» Required task
Return exactly the lines of the data below, from the one that contains "Output a JSON" through the final line, and leave out every picture.
Start Dataset records
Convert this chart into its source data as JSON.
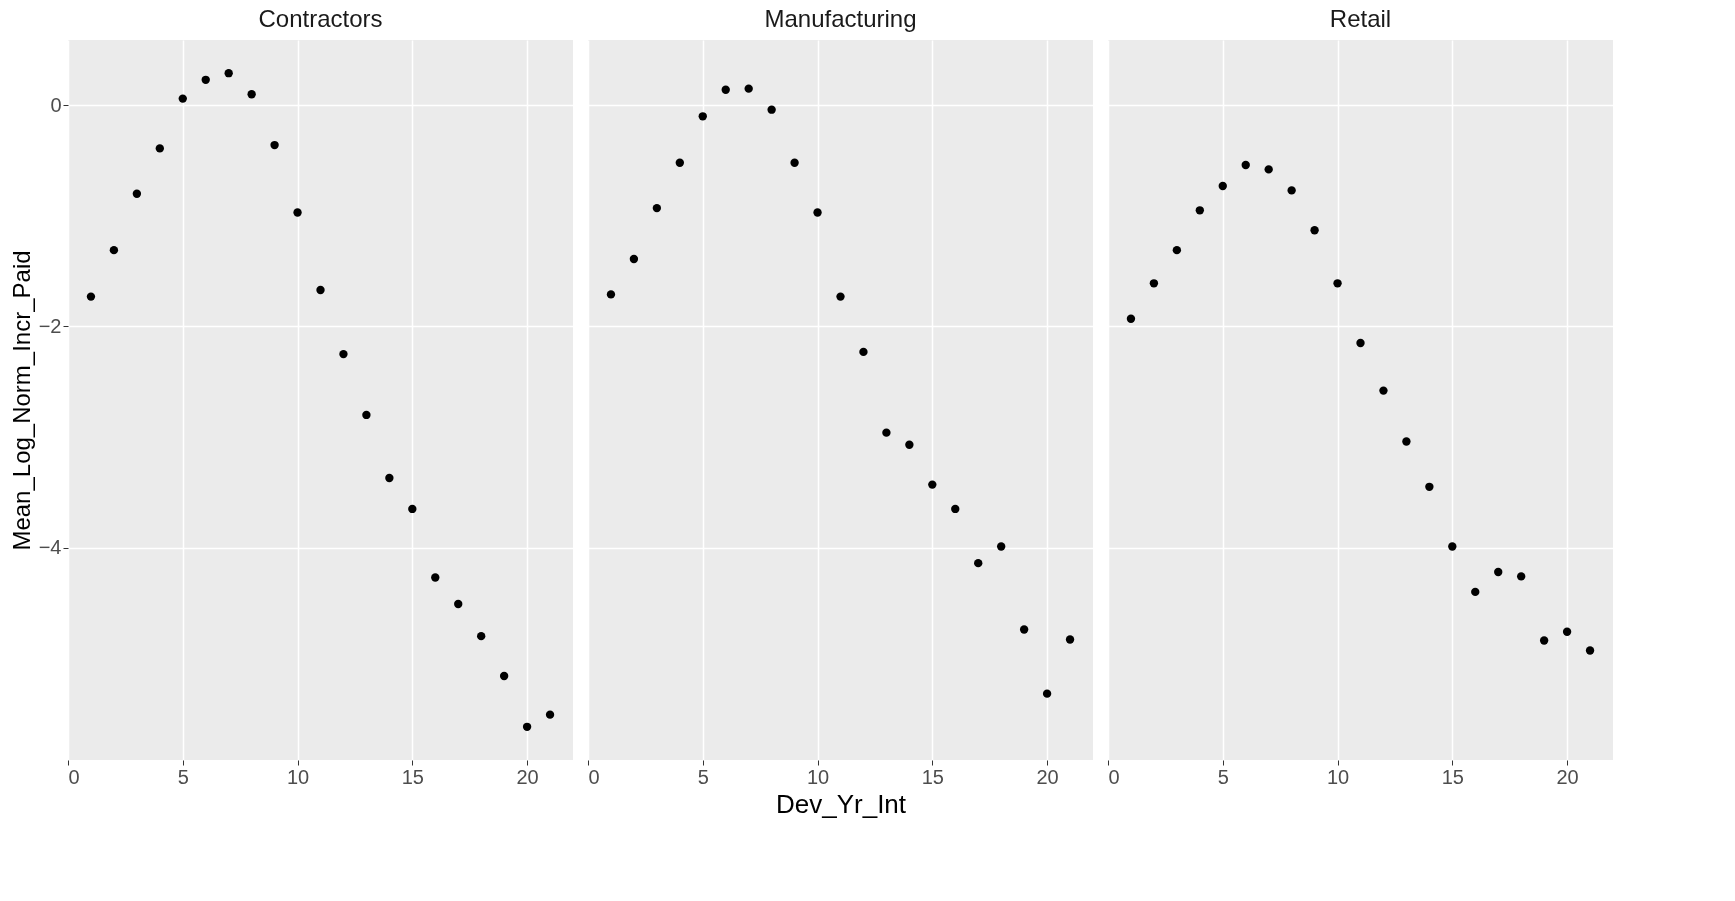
{
  "chart_data": [
    {
      "type": "scatter",
      "title": "Contractors",
      "ylabel": "Mean_Log_Norm_Incr_Paid",
      "x": [
        1,
        2,
        3,
        4,
        5,
        6,
        7,
        8,
        9,
        10,
        11,
        12,
        13,
        14,
        15,
        16,
        17,
        18,
        19,
        20,
        21
      ],
      "series": [
        {
          "color": "#000000",
          "values": [
            -1.73,
            -1.31,
            -0.8,
            -0.39,
            0.06,
            0.23,
            0.29,
            0.1,
            -0.36,
            -0.97,
            -1.67,
            -2.25,
            -2.8,
            -3.37,
            -3.65,
            -4.27,
            -4.51,
            -4.8,
            -5.16,
            -5.62,
            -5.51
          ]
        }
      ],
      "xlim": [
        0,
        22
      ],
      "ylim": [
        -5.92,
        0.59
      ],
      "xticks": [
        0,
        5,
        10,
        15,
        20
      ],
      "yticks": [
        -4,
        -2,
        0
      ],
      "grid": true,
      "marker": "circle"
    },
    {
      "type": "scatter",
      "title": "Manufacturing",
      "xlabel": "Dev_Yr_Int",
      "x": [
        1,
        2,
        3,
        4,
        5,
        6,
        7,
        8,
        9,
        10,
        11,
        12,
        13,
        14,
        15,
        16,
        17,
        18,
        19,
        20,
        21
      ],
      "series": [
        {
          "color": "#000000",
          "values": [
            -1.71,
            -1.39,
            -0.93,
            -0.52,
            -0.1,
            0.14,
            0.15,
            -0.04,
            -0.52,
            -0.97,
            -1.73,
            -2.23,
            -2.96,
            -3.07,
            -3.43,
            -3.65,
            -4.14,
            -3.99,
            -4.74,
            -5.32,
            -4.83
          ]
        }
      ],
      "xlim": [
        0,
        22
      ],
      "ylim": [
        -5.92,
        0.59
      ],
      "xticks": [
        0,
        5,
        10,
        15,
        20
      ],
      "yticks": [
        -4,
        -2,
        0
      ],
      "grid": true,
      "marker": "circle",
      "tick_labels": "x"
    },
    {
      "type": "scatter",
      "title": "Retail",
      "x": [
        1,
        2,
        3,
        4,
        5,
        6,
        7,
        8,
        9,
        10,
        11,
        12,
        13,
        14,
        15,
        16,
        17,
        18,
        19,
        20,
        21
      ],
      "series": [
        {
          "color": "#000000",
          "values": [
            -1.93,
            -1.61,
            -1.31,
            -0.95,
            -0.73,
            -0.54,
            -0.58,
            -0.77,
            -1.13,
            -1.61,
            -2.15,
            -2.58,
            -3.04,
            -3.45,
            -3.99,
            -4.4,
            -4.22,
            -4.26,
            -4.84,
            -4.76,
            -4.93
          ]
        }
      ],
      "xlim": [
        0,
        22
      ],
      "ylim": [
        -5.92,
        0.59
      ],
      "xticks": [
        0,
        5,
        10,
        15,
        20
      ],
      "yticks": [
        -4,
        -2,
        0
      ],
      "grid": true,
      "marker": "circle",
      "tick_labels": "x"
    }
  ]
}
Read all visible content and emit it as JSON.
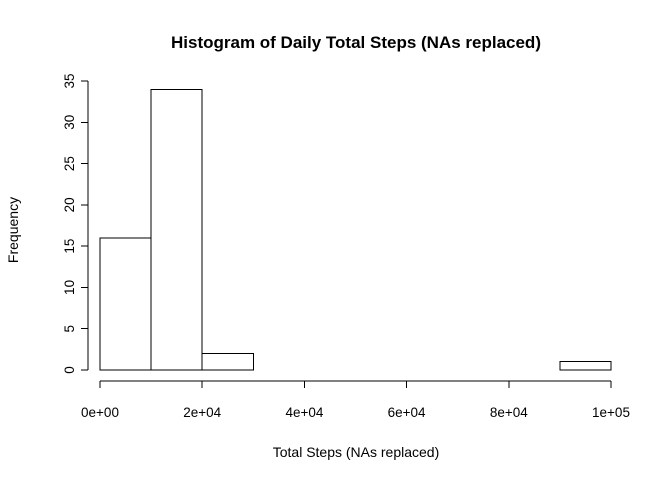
{
  "chart_data": {
    "type": "bar",
    "title": "Histogram of Daily Total Steps (NAs replaced)",
    "xlabel": "Total Steps (NAs replaced)",
    "ylabel": "Frequency",
    "xlim": [
      0,
      100000
    ],
    "ylim": [
      0,
      35
    ],
    "bin_width": 10000,
    "bins": [
      {
        "x0": 0,
        "x1": 10000,
        "count": 16
      },
      {
        "x0": 10000,
        "x1": 20000,
        "count": 34
      },
      {
        "x0": 20000,
        "x1": 30000,
        "count": 2
      },
      {
        "x0": 30000,
        "x1": 40000,
        "count": 0
      },
      {
        "x0": 40000,
        "x1": 50000,
        "count": 0
      },
      {
        "x0": 50000,
        "x1": 60000,
        "count": 0
      },
      {
        "x0": 60000,
        "x1": 70000,
        "count": 0
      },
      {
        "x0": 70000,
        "x1": 80000,
        "count": 0
      },
      {
        "x0": 80000,
        "x1": 90000,
        "count": 0
      },
      {
        "x0": 90000,
        "x1": 100000,
        "count": 1
      }
    ],
    "x_ticks": [
      {
        "value": 0,
        "label": "0e+00"
      },
      {
        "value": 20000,
        "label": "2e+04"
      },
      {
        "value": 40000,
        "label": "4e+04"
      },
      {
        "value": 60000,
        "label": "6e+04"
      },
      {
        "value": 80000,
        "label": "8e+04"
      },
      {
        "value": 100000,
        "label": "1e+05"
      }
    ],
    "y_ticks": [
      {
        "value": 0,
        "label": "0"
      },
      {
        "value": 5,
        "label": "5"
      },
      {
        "value": 10,
        "label": "10"
      },
      {
        "value": 15,
        "label": "15"
      },
      {
        "value": 20,
        "label": "20"
      },
      {
        "value": 25,
        "label": "25"
      },
      {
        "value": 30,
        "label": "30"
      },
      {
        "value": 35,
        "label": "35"
      }
    ],
    "grid": false,
    "legend": "none"
  }
}
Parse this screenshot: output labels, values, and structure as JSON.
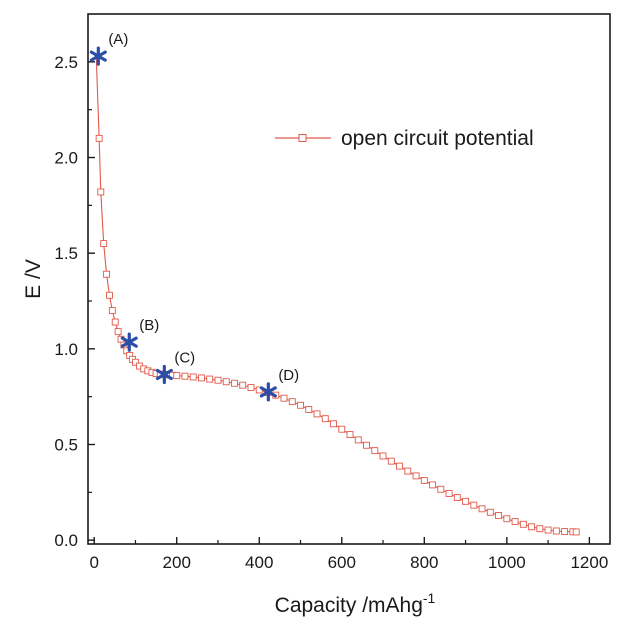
{
  "chart_data": {
    "type": "line",
    "title": "",
    "xlabel": "Capacity /mAhg",
    "xlabel_superscript": "-1",
    "ylabel": "E /V",
    "xlim": [
      -15,
      1250
    ],
    "ylim": [
      -0.02,
      2.75
    ],
    "xticks": [
      0,
      200,
      400,
      600,
      800,
      1000,
      1200
    ],
    "yticks": [
      0.0,
      0.5,
      1.0,
      1.5,
      2.0,
      2.5
    ],
    "xtick_labels": [
      "0",
      "200",
      "400",
      "600",
      "800",
      "1000",
      "1200"
    ],
    "ytick_labels": [
      "0.0",
      "0.5",
      "1.0",
      "1.5",
      "2.0",
      "2.5"
    ],
    "grid": false,
    "legend_position": "top-right",
    "series": [
      {
        "name": "open circuit potential",
        "color": "#e05a4a",
        "marker": "open-square",
        "x": [
          5,
          12,
          16,
          23,
          30,
          37,
          44,
          51,
          58,
          65,
          72,
          79,
          86,
          93,
          100,
          110,
          120,
          130,
          140,
          150,
          160,
          170,
          180,
          190,
          200,
          220,
          240,
          260,
          280,
          300,
          320,
          340,
          360,
          380,
          400,
          420,
          440,
          460,
          480,
          500,
          520,
          540,
          560,
          580,
          600,
          620,
          640,
          660,
          680,
          700,
          720,
          740,
          760,
          780,
          800,
          820,
          840,
          860,
          880,
          900,
          920,
          940,
          960,
          980,
          1000,
          1020,
          1040,
          1060,
          1080,
          1100,
          1120,
          1140,
          1160,
          1168
        ],
        "y": [
          2.53,
          2.1,
          1.82,
          1.55,
          1.39,
          1.28,
          1.2,
          1.14,
          1.09,
          1.05,
          1.02,
          0.99,
          0.965,
          0.945,
          0.93,
          0.91,
          0.895,
          0.885,
          0.877,
          0.871,
          0.868,
          0.866,
          0.864,
          0.862,
          0.86,
          0.857,
          0.853,
          0.848,
          0.842,
          0.836,
          0.828,
          0.82,
          0.81,
          0.798,
          0.785,
          0.772,
          0.758,
          0.742,
          0.724,
          0.705,
          0.683,
          0.66,
          0.635,
          0.608,
          0.58,
          0.552,
          0.524,
          0.496,
          0.468,
          0.44,
          0.413,
          0.387,
          0.361,
          0.336,
          0.312,
          0.289,
          0.266,
          0.244,
          0.223,
          0.203,
          0.183,
          0.164,
          0.146,
          0.129,
          0.112,
          0.097,
          0.083,
          0.07,
          0.06,
          0.053,
          0.048,
          0.045,
          0.044,
          0.043
        ]
      }
    ],
    "annotations": [
      {
        "label": "(A)",
        "x": 10,
        "y": 2.53,
        "marker": "asterisk",
        "color": "#2c4ea8"
      },
      {
        "label": "(B)",
        "x": 85,
        "y": 1.035,
        "marker": "asterisk",
        "color": "#2c4ea8"
      },
      {
        "label": "(C)",
        "x": 170,
        "y": 0.866,
        "marker": "asterisk",
        "color": "#2c4ea8"
      },
      {
        "label": "(D)",
        "x": 422,
        "y": 0.775,
        "marker": "asterisk",
        "color": "#2c4ea8"
      }
    ]
  }
}
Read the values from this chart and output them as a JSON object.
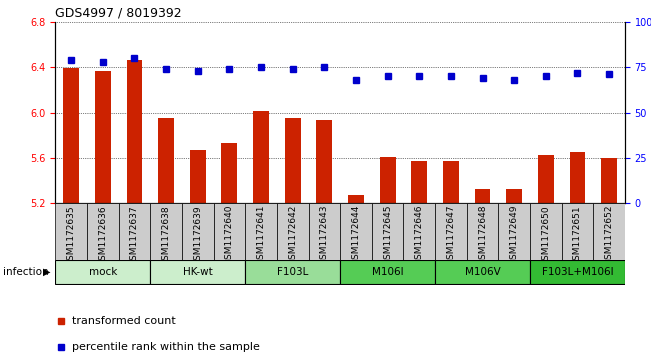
{
  "title": "GDS4997 / 8019392",
  "samples": [
    "GSM1172635",
    "GSM1172636",
    "GSM1172637",
    "GSM1172638",
    "GSM1172639",
    "GSM1172640",
    "GSM1172641",
    "GSM1172642",
    "GSM1172643",
    "GSM1172644",
    "GSM1172645",
    "GSM1172646",
    "GSM1172647",
    "GSM1172648",
    "GSM1172649",
    "GSM1172650",
    "GSM1172651",
    "GSM1172652"
  ],
  "bar_values": [
    6.39,
    6.37,
    6.46,
    5.95,
    5.67,
    5.73,
    6.01,
    5.95,
    5.93,
    5.27,
    5.61,
    5.57,
    5.57,
    5.33,
    5.33,
    5.63,
    5.65,
    5.6
  ],
  "percentile_values": [
    79,
    78,
    80,
    74,
    73,
    74,
    75,
    74,
    75,
    68,
    70,
    70,
    70,
    69,
    68,
    70,
    72,
    71
  ],
  "groups": [
    {
      "label": "mock",
      "indices": [
        0,
        1,
        2
      ],
      "color": "#cceecc"
    },
    {
      "label": "HK-wt",
      "indices": [
        3,
        4,
        5
      ],
      "color": "#cceecc"
    },
    {
      "label": "F103L",
      "indices": [
        6,
        7,
        8
      ],
      "color": "#99dd99"
    },
    {
      "label": "M106I",
      "indices": [
        9,
        10,
        11
      ],
      "color": "#55cc55"
    },
    {
      "label": "M106V",
      "indices": [
        12,
        13,
        14
      ],
      "color": "#55cc55"
    },
    {
      "label": "F103L+M106I",
      "indices": [
        15,
        16,
        17
      ],
      "color": "#33bb33"
    }
  ],
  "ylim_left": [
    5.2,
    6.8
  ],
  "ylim_right": [
    0,
    100
  ],
  "yticks_left": [
    5.2,
    5.6,
    6.0,
    6.4,
    6.8
  ],
  "yticks_right": [
    0,
    25,
    50,
    75,
    100
  ],
  "bar_color": "#cc2200",
  "dot_color": "#0000cc",
  "sample_box_color": "#cccccc",
  "infection_label": "infection",
  "legend_bar_label": "transformed count",
  "legend_dot_label": "percentile rank within the sample"
}
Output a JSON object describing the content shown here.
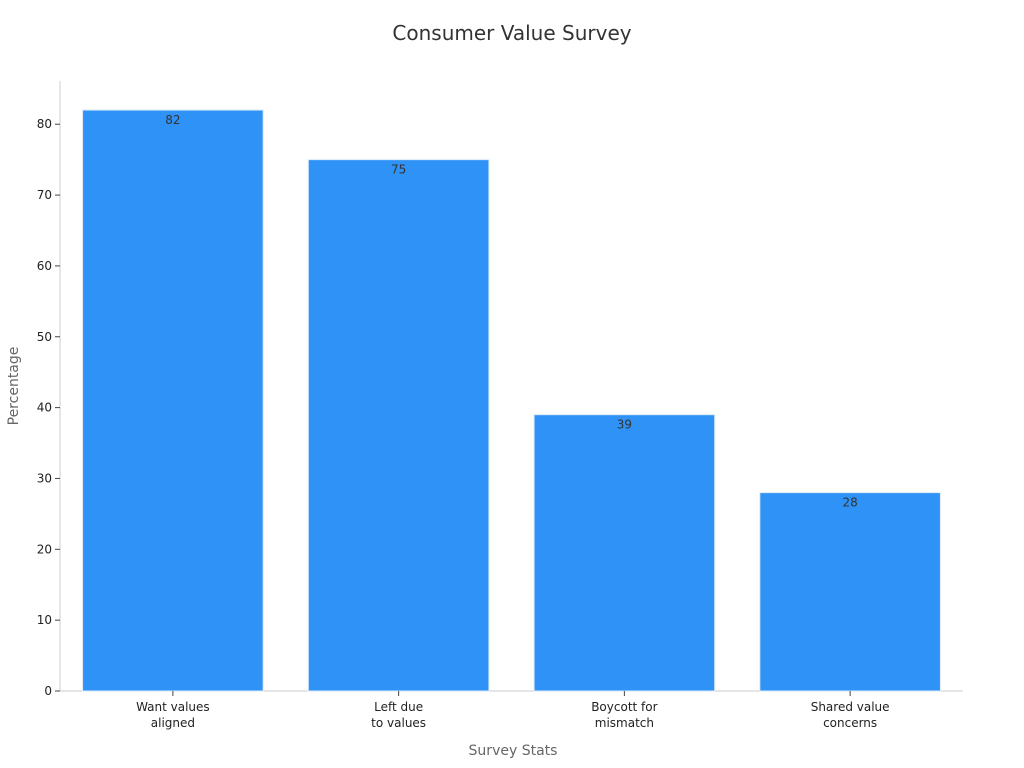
{
  "chart_data": {
    "type": "bar",
    "title": "Consumer Value Survey",
    "xlabel": "Survey Stats",
    "ylabel": "Percentage",
    "categories": [
      [
        "Want values",
        "aligned"
      ],
      [
        "Left due",
        "to values"
      ],
      [
        "Boycott for",
        "mismatch"
      ],
      [
        "Shared value",
        "concerns"
      ]
    ],
    "values": [
      82,
      75,
      39,
      28
    ],
    "ylim": [
      0,
      86.1
    ],
    "yticks": [
      0,
      10,
      20,
      30,
      40,
      50,
      60,
      70,
      80
    ],
    "grid": false,
    "bar_color": "#2f92f7",
    "bar_edge_color": "#dbe9f7",
    "axis_color": "#cccccc"
  }
}
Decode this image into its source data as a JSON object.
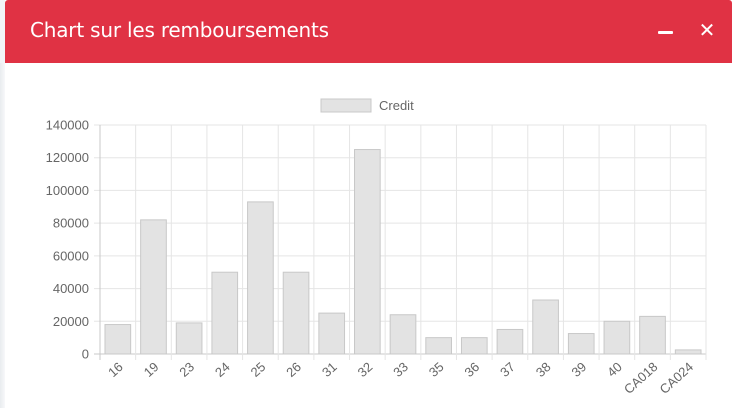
End Dataset records
» Worked solution
Output a JSON object describing the content shown here.
{
  "chart_data": {
    "type": "bar",
    "title": "Consumer Value Survey",
    "xlabel": "Survey Stats",
    "ylabel": "Percentage",
    "categories": [
      [
        "Want values",
        "aligned"
      ],
      [
        "Left due",
        "to values"
      ],
      [
        "Boycott for",
        "mismatch"
      ],
      [
        "Shared value",
        "concerns"
      ]
    ],
    "values": [
      82,
      75,
      39,
      28
    ],
    "ylim": [
      0,
      86.1
    ],
    "yticks": [
      0,
      10,
      20,
      30,
      40,
      50,
      60,
      70,
      80
    ],
    "grid": false,
    "bar_color": "#2f92f7",
    "bar_edge_color": "#dbe9f7",
    "axis_color": "#cccccc"
  }
}
Decode this image into its source data as a JSON object.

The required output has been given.